- [The problem]:
Below is a block of records; return all of them exactly, but without the images.

[Data entries]
□ □ □ □ □ □ □

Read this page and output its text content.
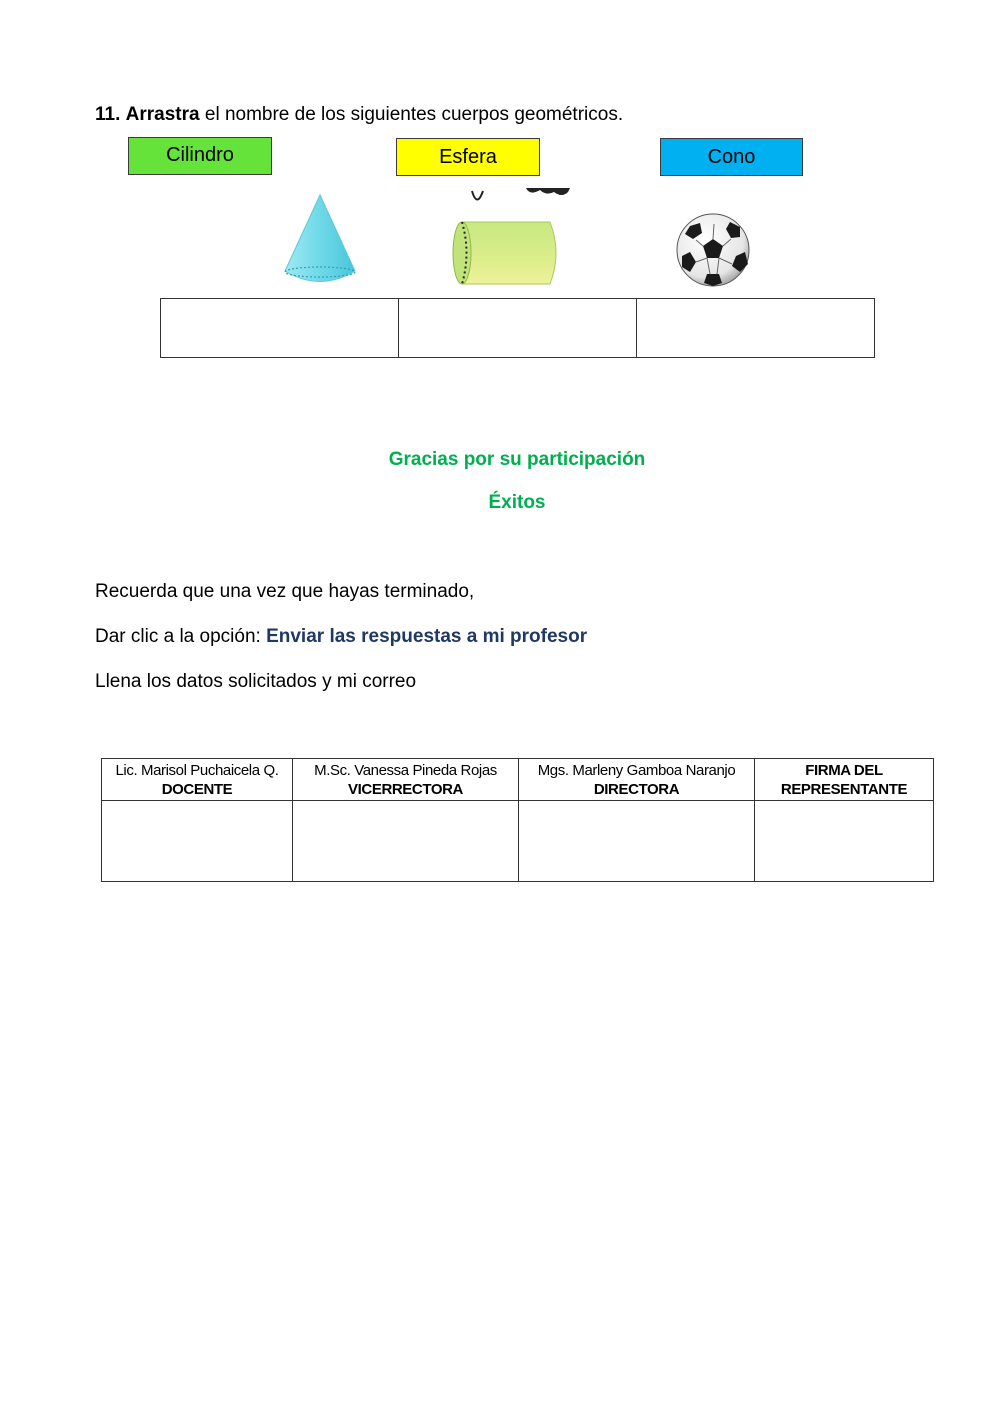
11. Arrastra el nombre de los siguientes cuerpos geométricos.
Cilindro	Esfera	Cono

Gracias por su participación
Éxitos
Recuerda que una vez que hayas terminado,
Dar clic a la opción: Enviar las respuestas a mi profesor
Llena los datos solicitados y mi correo
Lic. Marisol Puchaicela Q.
DOCENTE	M.Sc. Vanessa Pineda Rojas
VICERRECTORA	Mgs. Marleny Gamboa Naranjo
DIRECTORA	FIRMA DEL
REPRESENTANTE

□ □ □ □ □ □ □

- [Written answer]:
Read this page and output its text content.
11. Arrastra el nombre de los siguientes cuerpos geométricos.
Cilindro	Esfera	Cono

Gracias por su participación
Éxitos
Recuerda que una vez que hayas terminado,
Dar clic a la opción: Enviar las respuestas a mi profesor
Llena los datos solicitados y mi correo
Lic. Marisol Puchaicela Q.
DOCENTE	M.Sc. Vanessa Pineda Rojas
VICERRECTORA	Mgs. Marleny Gamboa Naranjo
DIRECTORA	FIRMA DEL
REPRESENTANTE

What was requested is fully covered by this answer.